=== Written request ===
Output, word for word, every line from the line with "What text is on this page?" through the final line of the data below.

=== Input data ===
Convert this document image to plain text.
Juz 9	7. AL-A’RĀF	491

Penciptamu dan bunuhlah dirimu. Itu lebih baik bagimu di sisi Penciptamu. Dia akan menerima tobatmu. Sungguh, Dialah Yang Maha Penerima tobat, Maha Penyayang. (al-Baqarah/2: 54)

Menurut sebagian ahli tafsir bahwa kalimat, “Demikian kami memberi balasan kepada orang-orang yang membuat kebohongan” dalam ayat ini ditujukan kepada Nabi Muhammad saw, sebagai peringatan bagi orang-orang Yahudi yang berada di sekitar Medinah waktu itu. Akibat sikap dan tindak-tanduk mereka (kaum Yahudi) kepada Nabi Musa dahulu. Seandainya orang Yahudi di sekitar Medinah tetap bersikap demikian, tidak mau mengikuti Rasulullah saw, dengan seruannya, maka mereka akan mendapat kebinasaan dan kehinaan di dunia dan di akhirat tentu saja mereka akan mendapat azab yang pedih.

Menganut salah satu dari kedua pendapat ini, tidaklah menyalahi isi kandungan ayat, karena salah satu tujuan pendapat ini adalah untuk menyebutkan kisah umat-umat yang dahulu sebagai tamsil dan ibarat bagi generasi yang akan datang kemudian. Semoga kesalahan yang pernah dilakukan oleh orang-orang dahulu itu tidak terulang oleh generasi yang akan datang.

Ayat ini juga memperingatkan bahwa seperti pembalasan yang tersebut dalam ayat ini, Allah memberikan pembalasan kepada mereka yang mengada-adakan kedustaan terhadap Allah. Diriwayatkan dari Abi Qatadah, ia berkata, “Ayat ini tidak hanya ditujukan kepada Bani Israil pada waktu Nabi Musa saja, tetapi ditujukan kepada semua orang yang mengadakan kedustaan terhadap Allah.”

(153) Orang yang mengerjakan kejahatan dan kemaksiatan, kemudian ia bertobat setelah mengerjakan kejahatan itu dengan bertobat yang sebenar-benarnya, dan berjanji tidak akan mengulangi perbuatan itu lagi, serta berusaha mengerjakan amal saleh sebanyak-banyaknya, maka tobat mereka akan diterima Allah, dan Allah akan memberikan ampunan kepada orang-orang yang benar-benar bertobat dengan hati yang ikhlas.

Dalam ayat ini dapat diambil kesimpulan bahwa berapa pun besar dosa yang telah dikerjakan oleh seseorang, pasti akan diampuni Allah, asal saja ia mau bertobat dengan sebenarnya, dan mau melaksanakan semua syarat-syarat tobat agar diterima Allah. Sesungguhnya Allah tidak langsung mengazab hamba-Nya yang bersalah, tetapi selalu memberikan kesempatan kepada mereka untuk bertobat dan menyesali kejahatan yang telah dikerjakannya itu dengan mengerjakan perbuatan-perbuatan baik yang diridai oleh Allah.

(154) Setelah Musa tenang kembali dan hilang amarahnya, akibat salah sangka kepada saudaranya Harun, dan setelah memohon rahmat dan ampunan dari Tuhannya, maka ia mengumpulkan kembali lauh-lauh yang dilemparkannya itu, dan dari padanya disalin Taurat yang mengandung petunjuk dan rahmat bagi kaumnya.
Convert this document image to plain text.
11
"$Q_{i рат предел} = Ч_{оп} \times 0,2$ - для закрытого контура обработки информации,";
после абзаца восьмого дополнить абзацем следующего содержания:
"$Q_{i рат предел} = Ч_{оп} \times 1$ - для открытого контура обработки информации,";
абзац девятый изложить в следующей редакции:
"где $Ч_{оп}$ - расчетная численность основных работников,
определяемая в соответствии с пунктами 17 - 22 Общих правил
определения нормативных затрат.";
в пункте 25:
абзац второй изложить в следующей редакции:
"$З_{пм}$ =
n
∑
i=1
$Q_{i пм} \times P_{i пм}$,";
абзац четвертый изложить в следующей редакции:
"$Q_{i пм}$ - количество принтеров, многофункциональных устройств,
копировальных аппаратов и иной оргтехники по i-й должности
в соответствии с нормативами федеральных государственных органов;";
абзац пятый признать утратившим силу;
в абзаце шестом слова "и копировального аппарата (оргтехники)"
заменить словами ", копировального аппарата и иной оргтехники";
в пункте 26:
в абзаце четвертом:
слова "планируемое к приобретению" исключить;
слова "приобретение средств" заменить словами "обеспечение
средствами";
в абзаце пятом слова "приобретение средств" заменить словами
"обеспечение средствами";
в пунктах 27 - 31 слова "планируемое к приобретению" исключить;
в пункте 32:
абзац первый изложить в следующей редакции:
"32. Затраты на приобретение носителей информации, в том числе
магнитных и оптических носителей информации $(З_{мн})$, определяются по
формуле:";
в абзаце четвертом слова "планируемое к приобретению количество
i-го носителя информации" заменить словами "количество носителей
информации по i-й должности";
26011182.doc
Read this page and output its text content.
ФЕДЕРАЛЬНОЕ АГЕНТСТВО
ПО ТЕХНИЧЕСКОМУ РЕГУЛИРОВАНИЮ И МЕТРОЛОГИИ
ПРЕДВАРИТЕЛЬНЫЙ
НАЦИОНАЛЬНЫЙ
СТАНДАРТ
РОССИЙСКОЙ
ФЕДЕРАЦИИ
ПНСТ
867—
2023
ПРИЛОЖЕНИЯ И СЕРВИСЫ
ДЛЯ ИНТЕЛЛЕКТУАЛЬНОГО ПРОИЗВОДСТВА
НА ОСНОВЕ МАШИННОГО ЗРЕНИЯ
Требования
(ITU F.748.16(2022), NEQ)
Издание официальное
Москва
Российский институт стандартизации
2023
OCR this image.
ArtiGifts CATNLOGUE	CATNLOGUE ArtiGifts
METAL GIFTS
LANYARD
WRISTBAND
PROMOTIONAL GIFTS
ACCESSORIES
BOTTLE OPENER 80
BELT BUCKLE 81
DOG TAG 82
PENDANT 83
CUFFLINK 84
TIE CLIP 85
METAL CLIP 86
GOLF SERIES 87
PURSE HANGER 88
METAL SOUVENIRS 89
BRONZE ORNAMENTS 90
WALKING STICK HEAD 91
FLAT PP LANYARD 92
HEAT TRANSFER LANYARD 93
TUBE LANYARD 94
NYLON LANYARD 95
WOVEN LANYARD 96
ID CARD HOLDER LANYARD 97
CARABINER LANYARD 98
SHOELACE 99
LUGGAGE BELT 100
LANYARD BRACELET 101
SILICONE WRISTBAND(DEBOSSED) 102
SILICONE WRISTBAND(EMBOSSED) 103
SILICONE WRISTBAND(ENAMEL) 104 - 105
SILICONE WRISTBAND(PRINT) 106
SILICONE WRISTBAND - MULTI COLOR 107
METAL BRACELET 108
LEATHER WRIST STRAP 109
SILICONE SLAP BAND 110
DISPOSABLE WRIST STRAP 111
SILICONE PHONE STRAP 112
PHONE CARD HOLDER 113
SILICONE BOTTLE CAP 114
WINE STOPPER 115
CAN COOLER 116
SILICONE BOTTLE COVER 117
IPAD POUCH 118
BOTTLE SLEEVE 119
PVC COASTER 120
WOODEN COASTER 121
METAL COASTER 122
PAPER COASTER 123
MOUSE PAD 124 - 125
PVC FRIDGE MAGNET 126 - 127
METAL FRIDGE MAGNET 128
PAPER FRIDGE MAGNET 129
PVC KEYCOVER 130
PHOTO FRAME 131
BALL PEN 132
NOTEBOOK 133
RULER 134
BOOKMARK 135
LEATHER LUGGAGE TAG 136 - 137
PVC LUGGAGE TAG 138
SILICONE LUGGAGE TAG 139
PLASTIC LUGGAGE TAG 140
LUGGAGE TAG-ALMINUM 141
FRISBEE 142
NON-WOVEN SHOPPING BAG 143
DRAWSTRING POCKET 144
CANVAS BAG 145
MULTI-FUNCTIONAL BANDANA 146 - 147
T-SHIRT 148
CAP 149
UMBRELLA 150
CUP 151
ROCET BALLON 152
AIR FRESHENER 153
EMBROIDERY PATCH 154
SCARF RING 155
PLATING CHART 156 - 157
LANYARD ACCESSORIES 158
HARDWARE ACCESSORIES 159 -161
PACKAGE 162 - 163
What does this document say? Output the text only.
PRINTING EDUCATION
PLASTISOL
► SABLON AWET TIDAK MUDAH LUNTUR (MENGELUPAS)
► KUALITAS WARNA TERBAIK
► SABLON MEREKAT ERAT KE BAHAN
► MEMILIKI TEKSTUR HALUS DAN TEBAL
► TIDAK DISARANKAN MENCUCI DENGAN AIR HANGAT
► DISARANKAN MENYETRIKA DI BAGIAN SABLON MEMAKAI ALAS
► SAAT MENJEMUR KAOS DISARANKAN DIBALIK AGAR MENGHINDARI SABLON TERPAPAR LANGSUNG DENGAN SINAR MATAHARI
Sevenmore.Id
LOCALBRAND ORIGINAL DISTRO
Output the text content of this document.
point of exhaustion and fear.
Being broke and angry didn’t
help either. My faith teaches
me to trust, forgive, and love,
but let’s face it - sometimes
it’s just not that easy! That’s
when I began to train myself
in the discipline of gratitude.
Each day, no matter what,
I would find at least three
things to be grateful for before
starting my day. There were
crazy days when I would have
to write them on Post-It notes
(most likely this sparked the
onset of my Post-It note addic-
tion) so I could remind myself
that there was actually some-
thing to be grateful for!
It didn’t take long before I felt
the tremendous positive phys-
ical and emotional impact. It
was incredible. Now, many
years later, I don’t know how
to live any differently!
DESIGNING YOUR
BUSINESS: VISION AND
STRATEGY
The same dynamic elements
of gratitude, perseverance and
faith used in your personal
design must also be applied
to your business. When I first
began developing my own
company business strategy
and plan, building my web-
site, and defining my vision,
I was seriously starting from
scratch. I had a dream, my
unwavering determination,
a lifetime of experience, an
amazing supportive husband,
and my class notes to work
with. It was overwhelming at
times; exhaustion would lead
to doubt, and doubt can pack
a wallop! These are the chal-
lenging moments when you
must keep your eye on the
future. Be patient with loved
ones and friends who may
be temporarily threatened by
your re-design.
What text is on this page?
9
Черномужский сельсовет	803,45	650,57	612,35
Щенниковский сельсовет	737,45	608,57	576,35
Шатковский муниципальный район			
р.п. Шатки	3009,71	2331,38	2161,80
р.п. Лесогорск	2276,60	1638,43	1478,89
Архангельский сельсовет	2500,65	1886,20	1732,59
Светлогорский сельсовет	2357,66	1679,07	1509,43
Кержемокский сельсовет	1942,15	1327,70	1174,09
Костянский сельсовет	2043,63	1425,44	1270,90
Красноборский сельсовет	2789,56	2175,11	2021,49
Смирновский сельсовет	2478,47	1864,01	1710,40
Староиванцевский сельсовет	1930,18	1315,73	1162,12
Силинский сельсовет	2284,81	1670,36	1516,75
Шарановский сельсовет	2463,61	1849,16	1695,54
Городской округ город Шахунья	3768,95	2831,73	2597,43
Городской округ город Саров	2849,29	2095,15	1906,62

=== Problem solution ===
What text is on this page?
9
Черномужский сельсовет	803,45	650,57	612,35
Щенниковский сельсовет	737,45	608,57	576,35
Шатковский муниципальный район			
р.п. Шатки	3009,71	2331,38	2161,80
р.п. Лесогорск	2276,60	1638,43	1478,89
Архангельский сельсовет	2500,65	1886,20	1732,59
Светлогорский сельсовет	2357,66	1679,07	1509,43
Кержемокский сельсовет	1942,15	1327,70	1174,09
Костянский сельсовет	2043,63	1425,44	1270,90
Красноборский сельсовет	2789,56	2175,11	2021,49
Смирновский сельсовет	2478,47	1864,01	1710,40
Староиванцевский сельсовет	1930,18	1315,73	1162,12
Силинский сельсовет	2284,81	1670,36	1516,75
Шарановский сельсовет	2463,61	1849,16	1695,54
Городской округ город Шахунья	3768,95	2831,73	2597,43
Городской округ город Саров	2849,29	2095,15	1906,62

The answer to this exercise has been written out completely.